--- Begin Data extract ---
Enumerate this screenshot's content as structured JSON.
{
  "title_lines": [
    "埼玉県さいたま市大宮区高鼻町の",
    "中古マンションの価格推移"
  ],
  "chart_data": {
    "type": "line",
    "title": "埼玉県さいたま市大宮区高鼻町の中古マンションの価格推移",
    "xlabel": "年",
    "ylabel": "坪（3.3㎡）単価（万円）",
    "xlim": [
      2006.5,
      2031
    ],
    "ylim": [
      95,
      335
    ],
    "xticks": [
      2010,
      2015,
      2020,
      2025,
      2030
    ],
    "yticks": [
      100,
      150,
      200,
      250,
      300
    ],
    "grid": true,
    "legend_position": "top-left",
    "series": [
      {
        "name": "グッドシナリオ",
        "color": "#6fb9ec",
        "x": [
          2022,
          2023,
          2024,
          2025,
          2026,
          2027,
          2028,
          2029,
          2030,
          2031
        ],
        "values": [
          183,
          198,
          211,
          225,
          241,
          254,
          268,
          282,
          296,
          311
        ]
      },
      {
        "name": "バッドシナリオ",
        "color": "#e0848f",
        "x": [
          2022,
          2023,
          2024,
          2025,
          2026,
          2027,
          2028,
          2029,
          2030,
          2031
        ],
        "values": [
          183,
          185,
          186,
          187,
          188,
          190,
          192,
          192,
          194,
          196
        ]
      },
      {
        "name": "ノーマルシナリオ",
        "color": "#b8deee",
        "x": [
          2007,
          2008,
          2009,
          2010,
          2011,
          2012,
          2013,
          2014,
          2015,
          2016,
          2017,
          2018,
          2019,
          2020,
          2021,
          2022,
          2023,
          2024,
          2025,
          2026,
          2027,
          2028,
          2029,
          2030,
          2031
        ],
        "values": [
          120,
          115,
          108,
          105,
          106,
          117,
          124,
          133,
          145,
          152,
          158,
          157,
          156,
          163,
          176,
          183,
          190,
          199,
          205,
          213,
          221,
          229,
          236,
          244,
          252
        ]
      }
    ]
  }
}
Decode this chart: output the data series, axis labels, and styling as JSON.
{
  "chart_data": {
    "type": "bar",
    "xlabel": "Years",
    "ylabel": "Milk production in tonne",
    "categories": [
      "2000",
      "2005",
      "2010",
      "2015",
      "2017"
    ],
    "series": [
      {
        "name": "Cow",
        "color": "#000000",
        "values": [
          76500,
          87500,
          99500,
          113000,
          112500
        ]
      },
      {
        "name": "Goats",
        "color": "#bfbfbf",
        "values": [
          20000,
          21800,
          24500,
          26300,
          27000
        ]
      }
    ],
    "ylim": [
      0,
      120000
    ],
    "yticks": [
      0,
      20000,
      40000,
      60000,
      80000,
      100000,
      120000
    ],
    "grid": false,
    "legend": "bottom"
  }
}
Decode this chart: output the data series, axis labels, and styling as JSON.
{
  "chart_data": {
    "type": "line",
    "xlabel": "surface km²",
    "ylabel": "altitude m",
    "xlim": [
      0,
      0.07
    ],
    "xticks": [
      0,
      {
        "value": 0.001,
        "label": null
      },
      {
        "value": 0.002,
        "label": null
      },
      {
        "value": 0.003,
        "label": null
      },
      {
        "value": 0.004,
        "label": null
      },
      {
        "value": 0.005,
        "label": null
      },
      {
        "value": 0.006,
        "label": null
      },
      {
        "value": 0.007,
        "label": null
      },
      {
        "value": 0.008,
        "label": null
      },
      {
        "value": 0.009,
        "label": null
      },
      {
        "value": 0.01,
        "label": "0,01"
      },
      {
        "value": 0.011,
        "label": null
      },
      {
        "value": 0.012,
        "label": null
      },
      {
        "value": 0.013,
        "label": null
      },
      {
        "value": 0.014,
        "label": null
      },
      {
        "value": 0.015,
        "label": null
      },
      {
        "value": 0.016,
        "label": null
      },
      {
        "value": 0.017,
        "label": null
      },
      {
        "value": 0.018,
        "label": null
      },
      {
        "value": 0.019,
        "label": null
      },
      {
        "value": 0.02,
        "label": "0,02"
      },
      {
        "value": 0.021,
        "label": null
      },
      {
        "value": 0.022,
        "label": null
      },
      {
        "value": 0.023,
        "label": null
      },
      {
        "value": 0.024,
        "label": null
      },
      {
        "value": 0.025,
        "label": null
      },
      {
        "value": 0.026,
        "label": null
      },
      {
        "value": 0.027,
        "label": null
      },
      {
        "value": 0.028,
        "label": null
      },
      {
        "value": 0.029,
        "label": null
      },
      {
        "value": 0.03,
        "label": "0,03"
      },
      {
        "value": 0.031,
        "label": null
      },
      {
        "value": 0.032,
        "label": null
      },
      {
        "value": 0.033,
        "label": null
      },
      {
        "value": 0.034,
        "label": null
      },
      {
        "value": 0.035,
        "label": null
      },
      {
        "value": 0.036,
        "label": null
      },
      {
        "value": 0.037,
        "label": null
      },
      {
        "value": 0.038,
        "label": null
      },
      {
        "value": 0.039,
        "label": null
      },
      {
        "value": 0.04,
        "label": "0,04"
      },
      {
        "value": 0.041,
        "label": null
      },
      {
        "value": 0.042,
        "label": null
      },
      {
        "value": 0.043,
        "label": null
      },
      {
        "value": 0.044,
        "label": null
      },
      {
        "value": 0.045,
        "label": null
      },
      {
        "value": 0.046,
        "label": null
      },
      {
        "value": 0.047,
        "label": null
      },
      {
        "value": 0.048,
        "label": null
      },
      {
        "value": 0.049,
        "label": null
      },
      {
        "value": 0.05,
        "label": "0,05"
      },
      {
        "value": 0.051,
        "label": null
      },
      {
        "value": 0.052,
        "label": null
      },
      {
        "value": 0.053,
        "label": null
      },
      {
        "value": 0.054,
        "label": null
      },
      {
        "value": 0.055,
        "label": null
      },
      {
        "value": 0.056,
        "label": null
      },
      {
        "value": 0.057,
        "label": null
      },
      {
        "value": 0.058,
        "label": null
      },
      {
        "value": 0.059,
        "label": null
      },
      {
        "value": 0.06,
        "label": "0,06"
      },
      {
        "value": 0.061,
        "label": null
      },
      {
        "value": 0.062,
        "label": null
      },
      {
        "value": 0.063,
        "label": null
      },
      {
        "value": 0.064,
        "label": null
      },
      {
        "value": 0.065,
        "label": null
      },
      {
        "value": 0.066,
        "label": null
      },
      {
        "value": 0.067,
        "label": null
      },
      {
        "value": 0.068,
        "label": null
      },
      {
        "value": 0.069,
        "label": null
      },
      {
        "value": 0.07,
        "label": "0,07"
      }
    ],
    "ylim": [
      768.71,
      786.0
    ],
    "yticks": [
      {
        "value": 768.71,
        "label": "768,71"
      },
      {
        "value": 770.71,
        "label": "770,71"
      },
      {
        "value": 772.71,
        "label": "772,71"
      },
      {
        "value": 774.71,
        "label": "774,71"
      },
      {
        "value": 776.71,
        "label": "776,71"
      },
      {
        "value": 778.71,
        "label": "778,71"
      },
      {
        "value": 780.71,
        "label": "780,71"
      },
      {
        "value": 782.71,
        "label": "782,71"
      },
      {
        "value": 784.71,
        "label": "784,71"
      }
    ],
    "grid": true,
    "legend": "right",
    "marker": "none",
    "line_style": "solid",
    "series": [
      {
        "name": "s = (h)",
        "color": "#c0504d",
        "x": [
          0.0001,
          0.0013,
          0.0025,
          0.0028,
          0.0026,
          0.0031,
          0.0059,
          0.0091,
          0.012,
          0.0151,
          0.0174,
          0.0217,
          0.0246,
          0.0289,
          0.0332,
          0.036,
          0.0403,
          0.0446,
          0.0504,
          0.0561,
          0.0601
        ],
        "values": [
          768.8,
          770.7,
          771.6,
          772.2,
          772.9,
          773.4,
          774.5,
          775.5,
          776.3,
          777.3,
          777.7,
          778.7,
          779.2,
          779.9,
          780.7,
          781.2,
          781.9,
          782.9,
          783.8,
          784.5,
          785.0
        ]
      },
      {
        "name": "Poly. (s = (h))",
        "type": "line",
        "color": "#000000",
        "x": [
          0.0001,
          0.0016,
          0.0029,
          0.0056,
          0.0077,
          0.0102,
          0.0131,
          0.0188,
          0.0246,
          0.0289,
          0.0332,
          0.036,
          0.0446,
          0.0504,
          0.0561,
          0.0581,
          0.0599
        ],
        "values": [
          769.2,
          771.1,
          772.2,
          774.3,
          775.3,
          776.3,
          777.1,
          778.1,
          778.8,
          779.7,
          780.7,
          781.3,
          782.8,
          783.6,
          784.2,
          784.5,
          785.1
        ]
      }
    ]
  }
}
--- End Data extract ---
Make a copy of each line that contains the string "name".

        "name": "グッドシナリオ",
        "name": "バッドシナリオ",
        "name": "ノーマルシナリオ",
        "name": "Cow",
        "name": "Goats",
        "name": "s = (h)",
        "name": "Poly. (s = (h))",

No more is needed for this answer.